▶ [Request]
With the pictures left out, copy the listing below exactly.

══════════

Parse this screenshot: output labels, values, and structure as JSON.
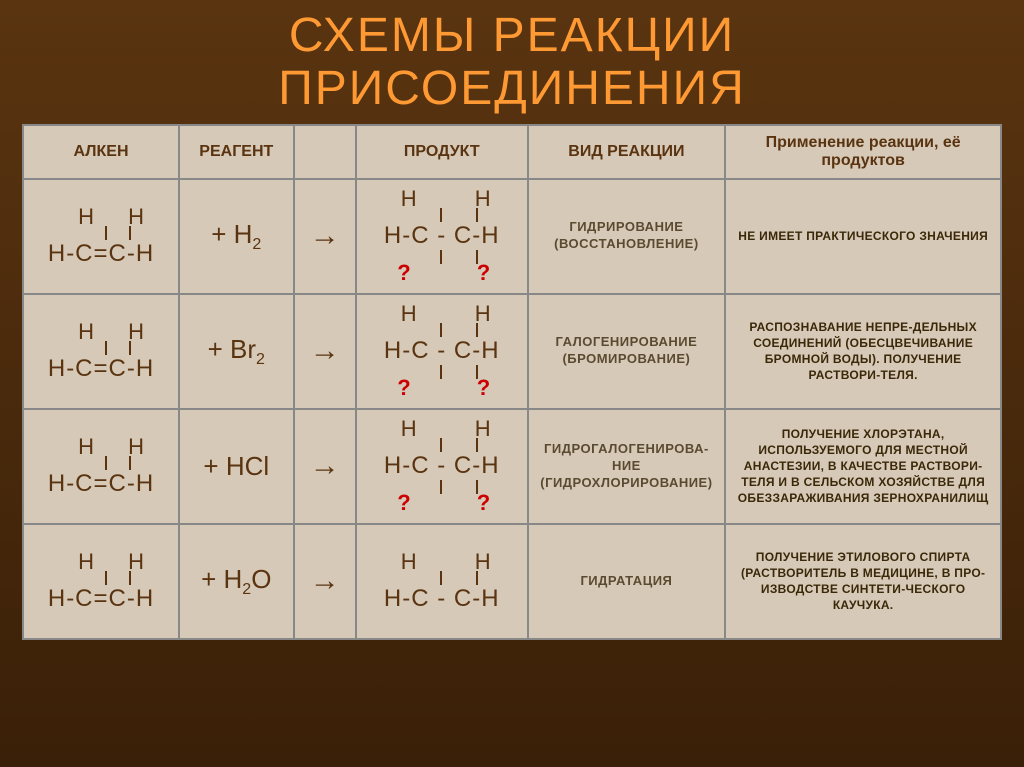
{
  "title_line1": "СХЕМЫ РЕАКЦИИ",
  "title_line2": "ПРИСОЕДИНЕНИЯ",
  "headers": {
    "alkene": "АЛКЕН",
    "reagent": "РЕАГЕНТ",
    "product": "ПРОДУКТ",
    "type": "ВИД РЕАКЦИИ",
    "application": "Применение реакции, её продуктов"
  },
  "rows": [
    {
      "reagent_plus": "+ H",
      "reagent_sub": "2",
      "arrow": "→",
      "type": "ГИДРИРОВАНИЕ (ВОССТАНОВЛЕНИЕ)",
      "application": "НЕ ИМЕЕТ ПРАКТИЧЕСКОГО ЗНАЧЕНИЯ",
      "app_center": true
    },
    {
      "reagent_plus": "+ Br",
      "reagent_sub": "2",
      "arrow": "→",
      "type": "ГАЛОГЕНИРОВАНИЕ (БРОМИРОВАНИЕ)",
      "application": "РАСПОЗНАВАНИЕ НЕПРЕ-ДЕЛЬНЫХ СОЕДИНЕНИЙ (ОБЕСЦВЕЧИВАНИЕ БРОМНОЙ ВОДЫ). ПОЛУЧЕНИЕ РАСТВОРИ-ТЕЛЯ.",
      "app_center": false
    },
    {
      "reagent_plus": "+ HCl",
      "reagent_sub": "",
      "arrow": "→",
      "type": "ГИДРОГАЛОГЕНИРОВА-НИЕ (ГИДРОХЛОРИРОВАНИЕ)",
      "application": "ПОЛУЧЕНИЕ ХЛОРЭТАНА, ИСПОЛЬЗУЕМОГО ДЛЯ МЕСТНОЙ АНАСТЕЗИИ, В КАЧЕСТВЕ РАСТВОРИ-ТЕЛЯ И В СЕЛЬСКОМ ХОЗЯЙСТВЕ ДЛЯ ОБЕЗЗАРАЖИВАНИЯ ЗЕРНОХРАНИЛИЩ",
      "app_center": false
    },
    {
      "reagent_plus": "+ H",
      "reagent_sub": "2",
      "reagent_tail": "O",
      "arrow": "→",
      "type": "ГИДРАТАЦИЯ",
      "application": "ПОЛУЧЕНИЕ ЭТИЛОВОГО СПИРТА (РАСТВОРИТЕЛЬ В МЕДИЦИНЕ, В ПРО-ИЗВОДСТВЕ СИНТЕТИ-ЧЕСКОГО КАУЧУКА.",
      "app_center": false
    }
  ],
  "alkene_top": "H  H",
  "alkene_main": "H-C=C-H",
  "product_top": "H     H",
  "product_main": "H-C - C-H",
  "product_qmarks": "?     ?",
  "colors": {
    "title": "#ff9933",
    "background_top": "#5a3410",
    "background_bottom": "#3a2008",
    "cell_bg": "#d6c9b8",
    "border": "#888888",
    "text": "#5a3410",
    "qmark": "#cc0000"
  }
}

══════════

▶ [Solved problem]
Parse this screenshot: output labels, values, and structure as JSON.
{
  "title_line1": "СХЕМЫ РЕАКЦИИ",
  "title_line2": "ПРИСОЕДИНЕНИЯ",
  "headers": {
    "alkene": "АЛКЕН",
    "reagent": "РЕАГЕНТ",
    "product": "ПРОДУКТ",
    "type": "ВИД РЕАКЦИИ",
    "application": "Применение реакции, её продуктов"
  },
  "rows": [
    {
      "reagent_plus": "+ H",
      "reagent_sub": "2",
      "arrow": "→",
      "type": "ГИДРИРОВАНИЕ (ВОССТАНОВЛЕНИЕ)",
      "application": "НЕ ИМЕЕТ ПРАКТИЧЕСКОГО ЗНАЧЕНИЯ",
      "app_center": true
    },
    {
      "reagent_plus": "+ Br",
      "reagent_sub": "2",
      "arrow": "→",
      "type": "ГАЛОГЕНИРОВАНИЕ (БРОМИРОВАНИЕ)",
      "application": "РАСПОЗНАВАНИЕ НЕПРЕ-ДЕЛЬНЫХ СОЕДИНЕНИЙ (ОБЕСЦВЕЧИВАНИЕ БРОМНОЙ ВОДЫ). ПОЛУЧЕНИЕ РАСТВОРИ-ТЕЛЯ.",
      "app_center": false
    },
    {
      "reagent_plus": "+ HCl",
      "reagent_sub": "",
      "arrow": "→",
      "type": "ГИДРОГАЛОГЕНИРОВА-НИЕ (ГИДРОХЛОРИРОВАНИЕ)",
      "application": "ПОЛУЧЕНИЕ ХЛОРЭТАНА, ИСПОЛЬЗУЕМОГО ДЛЯ МЕСТНОЙ АНАСТЕЗИИ, В КАЧЕСТВЕ РАСТВОРИ-ТЕЛЯ И В СЕЛЬСКОМ ХОЗЯЙСТВЕ ДЛЯ ОБЕЗЗАРАЖИВАНИЯ ЗЕРНОХРАНИЛИЩ",
      "app_center": false
    },
    {
      "reagent_plus": "+ H",
      "reagent_sub": "2",
      "reagent_tail": "O",
      "arrow": "→",
      "type": "ГИДРАТАЦИЯ",
      "application": "ПОЛУЧЕНИЕ ЭТИЛОВОГО СПИРТА (РАСТВОРИТЕЛЬ В МЕДИЦИНЕ, В ПРО-ИЗВОДСТВЕ СИНТЕТИ-ЧЕСКОГО КАУЧУКА.",
      "app_center": false
    }
  ],
  "alkene_top": "H  H",
  "alkene_main": "H-C=C-H",
  "product_top": "H     H",
  "product_main": "H-C - C-H",
  "product_qmarks": "?     ?",
  "colors": {
    "title": "#ff9933",
    "background_top": "#5a3410",
    "background_bottom": "#3a2008",
    "cell_bg": "#d6c9b8",
    "border": "#888888",
    "text": "#5a3410",
    "qmark": "#cc0000"
  }
}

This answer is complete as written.